YOUR TASK: Write out the listing in full, matching it word for word.

[Extracted data entries]
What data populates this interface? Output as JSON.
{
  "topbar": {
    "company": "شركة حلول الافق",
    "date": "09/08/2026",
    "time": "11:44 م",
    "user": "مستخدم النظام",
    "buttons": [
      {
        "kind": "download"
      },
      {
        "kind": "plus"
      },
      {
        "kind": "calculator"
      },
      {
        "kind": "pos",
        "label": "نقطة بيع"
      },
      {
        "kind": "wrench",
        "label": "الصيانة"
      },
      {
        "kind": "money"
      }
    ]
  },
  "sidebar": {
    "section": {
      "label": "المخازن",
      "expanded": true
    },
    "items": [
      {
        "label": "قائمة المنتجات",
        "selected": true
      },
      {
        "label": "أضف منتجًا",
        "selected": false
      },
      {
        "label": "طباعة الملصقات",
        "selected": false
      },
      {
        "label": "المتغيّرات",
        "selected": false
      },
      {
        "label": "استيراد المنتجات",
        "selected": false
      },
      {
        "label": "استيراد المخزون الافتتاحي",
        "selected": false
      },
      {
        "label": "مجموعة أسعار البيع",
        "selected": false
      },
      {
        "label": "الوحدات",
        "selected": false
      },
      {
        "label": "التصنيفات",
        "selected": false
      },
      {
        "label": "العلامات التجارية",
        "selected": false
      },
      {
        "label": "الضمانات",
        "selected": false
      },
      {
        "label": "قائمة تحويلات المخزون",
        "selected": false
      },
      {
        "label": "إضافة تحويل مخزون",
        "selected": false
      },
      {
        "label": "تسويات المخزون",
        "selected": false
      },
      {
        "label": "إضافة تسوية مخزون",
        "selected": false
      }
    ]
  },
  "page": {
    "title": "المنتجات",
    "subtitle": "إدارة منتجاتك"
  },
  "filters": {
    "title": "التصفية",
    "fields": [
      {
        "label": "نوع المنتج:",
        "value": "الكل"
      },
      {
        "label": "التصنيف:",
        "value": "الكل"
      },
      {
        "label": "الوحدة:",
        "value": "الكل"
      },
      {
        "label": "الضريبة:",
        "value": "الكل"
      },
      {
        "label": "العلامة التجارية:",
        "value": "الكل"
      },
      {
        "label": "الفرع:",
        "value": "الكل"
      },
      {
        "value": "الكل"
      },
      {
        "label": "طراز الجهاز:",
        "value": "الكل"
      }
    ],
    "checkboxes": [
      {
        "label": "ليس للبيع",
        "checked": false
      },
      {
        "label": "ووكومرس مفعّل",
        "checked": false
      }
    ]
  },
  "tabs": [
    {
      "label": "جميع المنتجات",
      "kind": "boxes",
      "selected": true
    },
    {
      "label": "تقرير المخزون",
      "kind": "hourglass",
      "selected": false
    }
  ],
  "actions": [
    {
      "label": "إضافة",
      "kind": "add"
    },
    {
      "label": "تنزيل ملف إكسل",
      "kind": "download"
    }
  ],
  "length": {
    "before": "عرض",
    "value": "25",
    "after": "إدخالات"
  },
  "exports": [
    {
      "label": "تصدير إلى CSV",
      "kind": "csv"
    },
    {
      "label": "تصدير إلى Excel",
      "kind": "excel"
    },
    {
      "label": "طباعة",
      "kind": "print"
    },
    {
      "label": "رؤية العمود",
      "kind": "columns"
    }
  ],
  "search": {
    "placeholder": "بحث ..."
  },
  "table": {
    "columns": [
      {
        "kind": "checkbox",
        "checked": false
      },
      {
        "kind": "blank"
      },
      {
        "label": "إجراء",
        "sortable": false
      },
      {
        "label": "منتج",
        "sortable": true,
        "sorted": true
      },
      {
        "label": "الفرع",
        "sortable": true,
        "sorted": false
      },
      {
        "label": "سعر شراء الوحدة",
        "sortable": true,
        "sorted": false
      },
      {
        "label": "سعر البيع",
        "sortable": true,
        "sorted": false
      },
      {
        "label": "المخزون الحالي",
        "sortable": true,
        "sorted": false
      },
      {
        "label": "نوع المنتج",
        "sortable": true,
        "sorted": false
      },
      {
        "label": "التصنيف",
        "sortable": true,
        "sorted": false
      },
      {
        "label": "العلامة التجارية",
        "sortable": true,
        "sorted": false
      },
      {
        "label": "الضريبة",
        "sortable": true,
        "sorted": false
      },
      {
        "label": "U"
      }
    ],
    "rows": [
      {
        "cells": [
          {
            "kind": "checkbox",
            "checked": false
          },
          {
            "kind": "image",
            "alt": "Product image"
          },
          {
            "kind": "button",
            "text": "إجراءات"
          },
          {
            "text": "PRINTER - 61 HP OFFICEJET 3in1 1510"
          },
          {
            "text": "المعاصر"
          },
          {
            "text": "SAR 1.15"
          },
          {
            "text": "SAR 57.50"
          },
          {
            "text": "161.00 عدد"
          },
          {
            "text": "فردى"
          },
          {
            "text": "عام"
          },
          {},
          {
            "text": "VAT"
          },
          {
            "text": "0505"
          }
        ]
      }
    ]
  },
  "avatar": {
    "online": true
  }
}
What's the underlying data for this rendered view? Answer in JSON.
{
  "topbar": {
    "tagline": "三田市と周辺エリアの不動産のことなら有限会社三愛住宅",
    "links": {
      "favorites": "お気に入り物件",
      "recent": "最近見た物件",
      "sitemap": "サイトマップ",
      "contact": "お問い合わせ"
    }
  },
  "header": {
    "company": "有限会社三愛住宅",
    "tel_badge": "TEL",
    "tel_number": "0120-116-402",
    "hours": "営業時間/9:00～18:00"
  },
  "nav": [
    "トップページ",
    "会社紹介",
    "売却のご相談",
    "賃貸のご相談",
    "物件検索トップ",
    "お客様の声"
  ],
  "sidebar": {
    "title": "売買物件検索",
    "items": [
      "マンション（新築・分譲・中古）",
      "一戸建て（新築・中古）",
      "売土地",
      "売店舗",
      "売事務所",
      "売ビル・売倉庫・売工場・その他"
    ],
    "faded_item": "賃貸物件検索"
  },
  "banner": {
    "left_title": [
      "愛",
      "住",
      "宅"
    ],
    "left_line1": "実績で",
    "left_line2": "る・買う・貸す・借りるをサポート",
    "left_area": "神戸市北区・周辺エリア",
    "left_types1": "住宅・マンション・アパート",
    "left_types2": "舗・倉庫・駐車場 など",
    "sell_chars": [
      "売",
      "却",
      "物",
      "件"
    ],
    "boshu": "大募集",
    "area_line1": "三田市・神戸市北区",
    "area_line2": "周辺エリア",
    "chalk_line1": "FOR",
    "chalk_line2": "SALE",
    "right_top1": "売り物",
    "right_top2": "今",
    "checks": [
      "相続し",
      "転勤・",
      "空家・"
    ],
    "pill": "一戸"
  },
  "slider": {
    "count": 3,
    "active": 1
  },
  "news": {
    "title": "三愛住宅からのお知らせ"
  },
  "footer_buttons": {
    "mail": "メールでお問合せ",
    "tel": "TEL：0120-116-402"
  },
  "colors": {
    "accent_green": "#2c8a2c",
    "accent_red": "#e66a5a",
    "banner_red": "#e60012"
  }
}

SOLUTION TO THIS EXERCISE:
What data populates this interface? Output as JSON.
{
  "topbar": {
    "company": "شركة حلول الافق",
    "date": "09/08/2026",
    "time": "11:44 م",
    "user": "مستخدم النظام",
    "buttons": [
      {
        "kind": "download"
      },
      {
        "kind": "plus"
      },
      {
        "kind": "calculator"
      },
      {
        "kind": "pos",
        "label": "نقطة بيع"
      },
      {
        "kind": "wrench",
        "label": "الصيانة"
      },
      {
        "kind": "money"
      }
    ]
  },
  "sidebar": {
    "section": {
      "label": "المخازن",
      "expanded": true
    },
    "items": [
      {
        "label": "قائمة المنتجات",
        "selected": true
      },
      {
        "label": "أضف منتجًا",
        "selected": false
      },
      {
        "label": "طباعة الملصقات",
        "selected": false
      },
      {
        "label": "المتغيّرات",
        "selected": false
      },
      {
        "label": "استيراد المنتجات",
        "selected": false
      },
      {
        "label": "استيراد المخزون الافتتاحي",
        "selected": false
      },
      {
        "label": "مجموعة أسعار البيع",
        "selected": false
      },
      {
        "label": "الوحدات",
        "selected": false
      },
      {
        "label": "التصنيفات",
        "selected": false
      },
      {
        "label": "العلامات التجارية",
        "selected": false
      },
      {
        "label": "الضمانات",
        "selected": false
      },
      {
        "label": "قائمة تحويلات المخزون",
        "selected": false
      },
      {
        "label": "إضافة تحويل مخزون",
        "selected": false
      },
      {
        "label": "تسويات المخزون",
        "selected": false
      },
      {
        "label": "إضافة تسوية مخزون",
        "selected": false
      }
    ]
  },
  "page": {
    "title": "المنتجات",
    "subtitle": "إدارة منتجاتك"
  },
  "filters": {
    "title": "التصفية",
    "fields": [
      {
        "label": "نوع المنتج:",
        "value": "الكل"
      },
      {
        "label": "التصنيف:",
        "value": "الكل"
      },
      {
        "label": "الوحدة:",
        "value": "الكل"
      },
      {
        "label": "الضريبة:",
        "value": "الكل"
      },
      {
        "label": "العلامة التجارية:",
        "value": "الكل"
      },
      {
        "label": "الفرع:",
        "value": "الكل"
      },
      {
        "value": "الكل"
      },
      {
        "label": "طراز الجهاز:",
        "value": "الكل"
      }
    ],
    "checkboxes": [
      {
        "label": "ليس للبيع",
        "checked": false
      },
      {
        "label": "ووكومرس مفعّل",
        "checked": false
      }
    ]
  },
  "tabs": [
    {
      "label": "جميع المنتجات",
      "kind": "boxes",
      "selected": true
    },
    {
      "label": "تقرير المخزون",
      "kind": "hourglass",
      "selected": false
    }
  ],
  "actions": [
    {
      "label": "إضافة",
      "kind": "add"
    },
    {
      "label": "تنزيل ملف إكسل",
      "kind": "download"
    }
  ],
  "length": {
    "before": "عرض",
    "value": "25",
    "after": "إدخالات"
  },
  "exports": [
    {
      "label": "تصدير إلى CSV",
      "kind": "csv"
    },
    {
      "label": "تصدير إلى Excel",
      "kind": "excel"
    },
    {
      "label": "طباعة",
      "kind": "print"
    },
    {
      "label": "رؤية العمود",
      "kind": "columns"
    }
  ],
  "search": {
    "placeholder": "بحث ..."
  },
  "table": {
    "columns": [
      {
        "kind": "checkbox",
        "checked": false
      },
      {
        "kind": "blank"
      },
      {
        "label": "إجراء",
        "sortable": false
      },
      {
        "label": "منتج",
        "sortable": true,
        "sorted": true
      },
      {
        "label": "الفرع",
        "sortable": true,
        "sorted": false
      },
      {
        "label": "سعر شراء الوحدة",
        "sortable": true,
        "sorted": false
      },
      {
        "label": "سعر البيع",
        "sortable": true,
        "sorted": false
      },
      {
        "label": "المخزون الحالي",
        "sortable": true,
        "sorted": false
      },
      {
        "label": "نوع المنتج",
        "sortable": true,
        "sorted": false
      },
      {
        "label": "التصنيف",
        "sortable": true,
        "sorted": false
      },
      {
        "label": "العلامة التجارية",
        "sortable": true,
        "sorted": false
      },
      {
        "label": "الضريبة",
        "sortable": true,
        "sorted": false
      },
      {
        "label": "U"
      }
    ],
    "rows": [
      {
        "cells": [
          {
            "kind": "checkbox",
            "checked": false
          },
          {
            "kind": "image",
            "alt": "Product image"
          },
          {
            "kind": "button",
            "text": "إجراءات"
          },
          {
            "text": "PRINTER - 61 HP OFFICEJET 3in1 1510"
          },
          {
            "text": "المعاصر"
          },
          {
            "text": "SAR 1.15"
          },
          {
            "text": "SAR 57.50"
          },
          {
            "text": "161.00 عدد"
          },
          {
            "text": "فردى"
          },
          {
            "text": "عام"
          },
          {},
          {
            "text": "VAT"
          },
          {
            "text": "0505"
          }
        ]
      }
    ]
  },
  "avatar": {
    "online": true
  }
}
What's the underlying data for this rendered view? Answer in JSON.
{
  "topbar": {
    "tagline": "三田市と周辺エリアの不動産のことなら有限会社三愛住宅",
    "links": {
      "favorites": "お気に入り物件",
      "recent": "最近見た物件",
      "sitemap": "サイトマップ",
      "contact": "お問い合わせ"
    }
  },
  "header": {
    "company": "有限会社三愛住宅",
    "tel_badge": "TEL",
    "tel_number": "0120-116-402",
    "hours": "営業時間/9:00～18:00"
  },
  "nav": [
    "トップページ",
    "会社紹介",
    "売却のご相談",
    "賃貸のご相談",
    "物件検索トップ",
    "お客様の声"
  ],
  "sidebar": {
    "title": "売買物件検索",
    "items": [
      "マンション（新築・分譲・中古）",
      "一戸建て（新築・中古）",
      "売土地",
      "売店舗",
      "売事務所",
      "売ビル・売倉庫・売工場・その他"
    ],
    "faded_item": "賃貸物件検索"
  },
  "banner": {
    "left_title": [
      "愛",
      "住",
      "宅"
    ],
    "left_line1": "実績で",
    "left_line2": "る・買う・貸す・借りるをサポート",
    "left_area": "神戸市北区・周辺エリア",
    "left_types1": "住宅・マンション・アパート",
    "left_types2": "舗・倉庫・駐車場 など",
    "sell_chars": [
      "売",
      "却",
      "物",
      "件"
    ],
    "boshu": "大募集",
    "area_line1": "三田市・神戸市北区",
    "area_line2": "周辺エリア",
    "chalk_line1": "FOR",
    "chalk_line2": "SALE",
    "right_top1": "売り物",
    "right_top2": "今",
    "checks": [
      "相続し",
      "転勤・",
      "空家・"
    ],
    "pill": "一戸"
  },
  "slider": {
    "count": 3,
    "active": 1
  },
  "news": {
    "title": "三愛住宅からのお知らせ"
  },
  "footer_buttons": {
    "mail": "メールでお問合せ",
    "tel": "TEL：0120-116-402"
  },
  "colors": {
    "accent_green": "#2c8a2c",
    "accent_red": "#e66a5a",
    "banner_red": "#e60012"
  }
}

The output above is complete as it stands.